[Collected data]

######

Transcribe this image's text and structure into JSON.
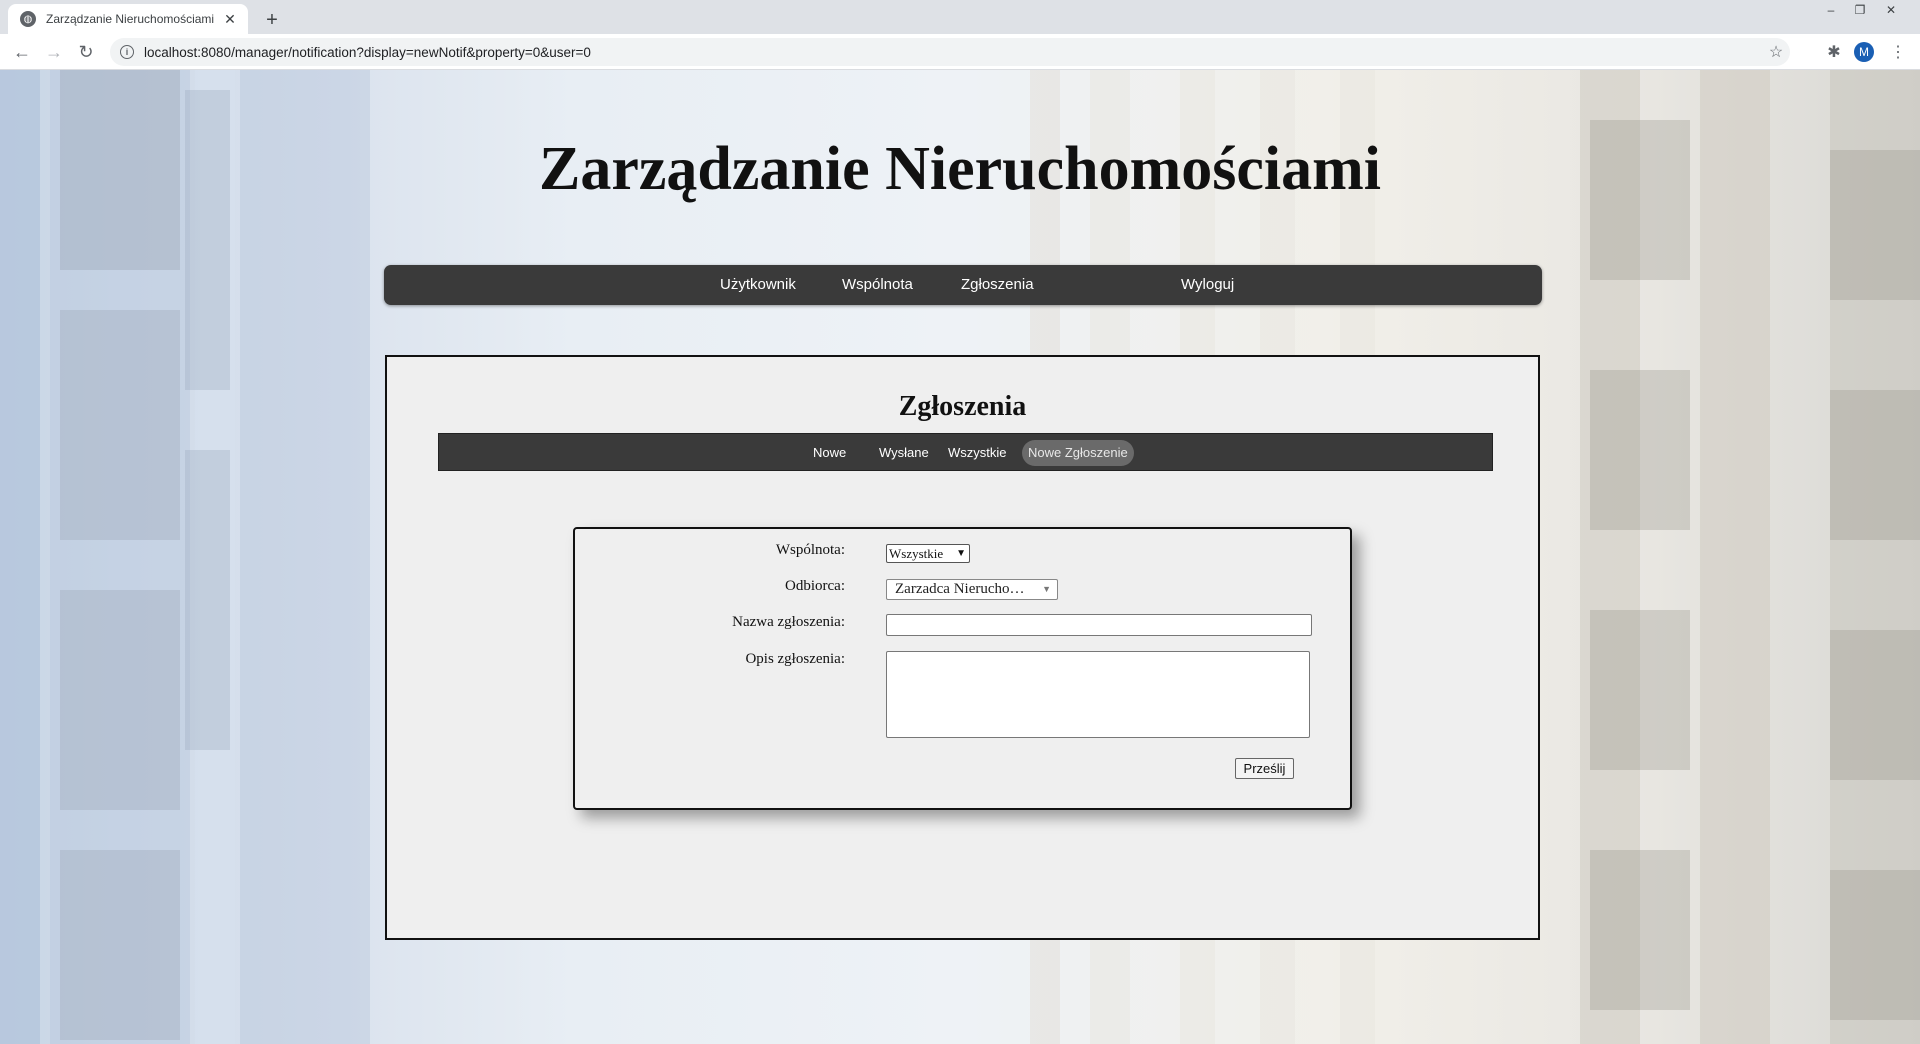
{
  "browser": {
    "tab_title": "Zarządzanie Nieruchomościami",
    "url": "localhost:8080/manager/notification?display=newNotif&property=0&user=0",
    "profile_initial": "M"
  },
  "page": {
    "site_title": "Zarządzanie Nieruchomościami",
    "main_nav": {
      "user": "Użytkownik",
      "community": "Wspólnota",
      "notifications": "Zgłoszenia",
      "logout": "Wyloguj"
    },
    "panel_title": "Zgłoszenia",
    "sub_nav": {
      "new": "Nowe",
      "sent": "Wysłane",
      "all": "Wszystkie",
      "new_notification": "Nowe Zgłoszenie",
      "active": "Nowe Zgłoszenie"
    },
    "form": {
      "community_label": "Wspólnota:",
      "community_value": "Wszystkie",
      "recipient_label": "Odbiorca:",
      "recipient_value": "Zarzadca Nierucho…",
      "name_label": "Nazwa zgłoszenia:",
      "name_value": "",
      "description_label": "Opis zgłoszenia:",
      "description_value": "",
      "submit_label": "Prześlij"
    }
  },
  "colors": {
    "nav_bg": "#3a3a3a",
    "panel_bg": "#efefef",
    "active_pill": "#6a6a6a"
  }
}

######

*GIVEN EXERCISE*: Omit the pictures and reproduce the listing exactly.

*SOLVED EXERCISE*:
Transcribe this image's text and structure into JSON.
{
  "browser": {
    "tab_title": "Zarządzanie Nieruchomościami",
    "url": "localhost:8080/manager/notification?display=newNotif&property=0&user=0",
    "profile_initial": "M"
  },
  "page": {
    "site_title": "Zarządzanie Nieruchomościami",
    "main_nav": {
      "user": "Użytkownik",
      "community": "Wspólnota",
      "notifications": "Zgłoszenia",
      "logout": "Wyloguj"
    },
    "panel_title": "Zgłoszenia",
    "sub_nav": {
      "new": "Nowe",
      "sent": "Wysłane",
      "all": "Wszystkie",
      "new_notification": "Nowe Zgłoszenie",
      "active": "Nowe Zgłoszenie"
    },
    "form": {
      "community_label": "Wspólnota:",
      "community_value": "Wszystkie",
      "recipient_label": "Odbiorca:",
      "recipient_value": "Zarzadca Nierucho…",
      "name_label": "Nazwa zgłoszenia:",
      "name_value": "",
      "description_label": "Opis zgłoszenia:",
      "description_value": "",
      "submit_label": "Prześlij"
    }
  },
  "colors": {
    "nav_bg": "#3a3a3a",
    "panel_bg": "#efefef",
    "active_pill": "#6a6a6a"
  }
}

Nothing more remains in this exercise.